Give the data below again, word for word.

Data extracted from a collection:
.....

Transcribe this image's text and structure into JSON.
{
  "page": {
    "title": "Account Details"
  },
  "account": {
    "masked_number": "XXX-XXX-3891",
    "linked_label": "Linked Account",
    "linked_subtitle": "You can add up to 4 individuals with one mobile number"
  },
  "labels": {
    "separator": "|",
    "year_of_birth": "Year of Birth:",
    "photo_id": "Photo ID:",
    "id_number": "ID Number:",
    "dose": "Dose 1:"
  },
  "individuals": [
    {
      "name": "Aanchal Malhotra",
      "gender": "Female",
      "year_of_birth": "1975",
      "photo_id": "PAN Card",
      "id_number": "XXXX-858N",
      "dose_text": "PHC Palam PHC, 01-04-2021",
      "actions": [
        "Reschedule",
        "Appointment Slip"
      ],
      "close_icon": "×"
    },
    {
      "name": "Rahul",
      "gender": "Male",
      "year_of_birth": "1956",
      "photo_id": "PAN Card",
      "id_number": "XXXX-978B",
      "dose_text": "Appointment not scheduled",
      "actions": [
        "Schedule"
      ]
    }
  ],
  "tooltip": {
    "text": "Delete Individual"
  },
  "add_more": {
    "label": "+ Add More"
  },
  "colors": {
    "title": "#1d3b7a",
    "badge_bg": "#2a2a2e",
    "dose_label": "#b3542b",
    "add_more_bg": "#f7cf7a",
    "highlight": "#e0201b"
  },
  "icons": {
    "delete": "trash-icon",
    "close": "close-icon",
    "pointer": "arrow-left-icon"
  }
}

.....

- OUTPUT OF THE EXERCISE:
Transcribe this image's text and structure into JSON.
{
  "page": {
    "title": "Account Details"
  },
  "account": {
    "masked_number": "XXX-XXX-3891",
    "linked_label": "Linked Account",
    "linked_subtitle": "You can add up to 4 individuals with one mobile number"
  },
  "labels": {
    "separator": "|",
    "year_of_birth": "Year of Birth:",
    "photo_id": "Photo ID:",
    "id_number": "ID Number:",
    "dose": "Dose 1:"
  },
  "individuals": [
    {
      "name": "Aanchal Malhotra",
      "gender": "Female",
      "year_of_birth": "1975",
      "photo_id": "PAN Card",
      "id_number": "XXXX-858N",
      "dose_text": "PHC Palam PHC, 01-04-2021",
      "actions": [
        "Reschedule",
        "Appointment Slip"
      ],
      "close_icon": "×"
    },
    {
      "name": "Rahul",
      "gender": "Male",
      "year_of_birth": "1956",
      "photo_id": "PAN Card",
      "id_number": "XXXX-978B",
      "dose_text": "Appointment not scheduled",
      "actions": [
        "Schedule"
      ]
    }
  ],
  "tooltip": {
    "text": "Delete Individual"
  },
  "add_more": {
    "label": "+ Add More"
  },
  "colors": {
    "title": "#1d3b7a",
    "badge_bg": "#2a2a2e",
    "dose_label": "#b3542b",
    "add_more_bg": "#f7cf7a",
    "highlight": "#e0201b"
  },
  "icons": {
    "delete": "trash-icon",
    "close": "close-icon",
    "pointer": "arrow-left-icon"
  }
}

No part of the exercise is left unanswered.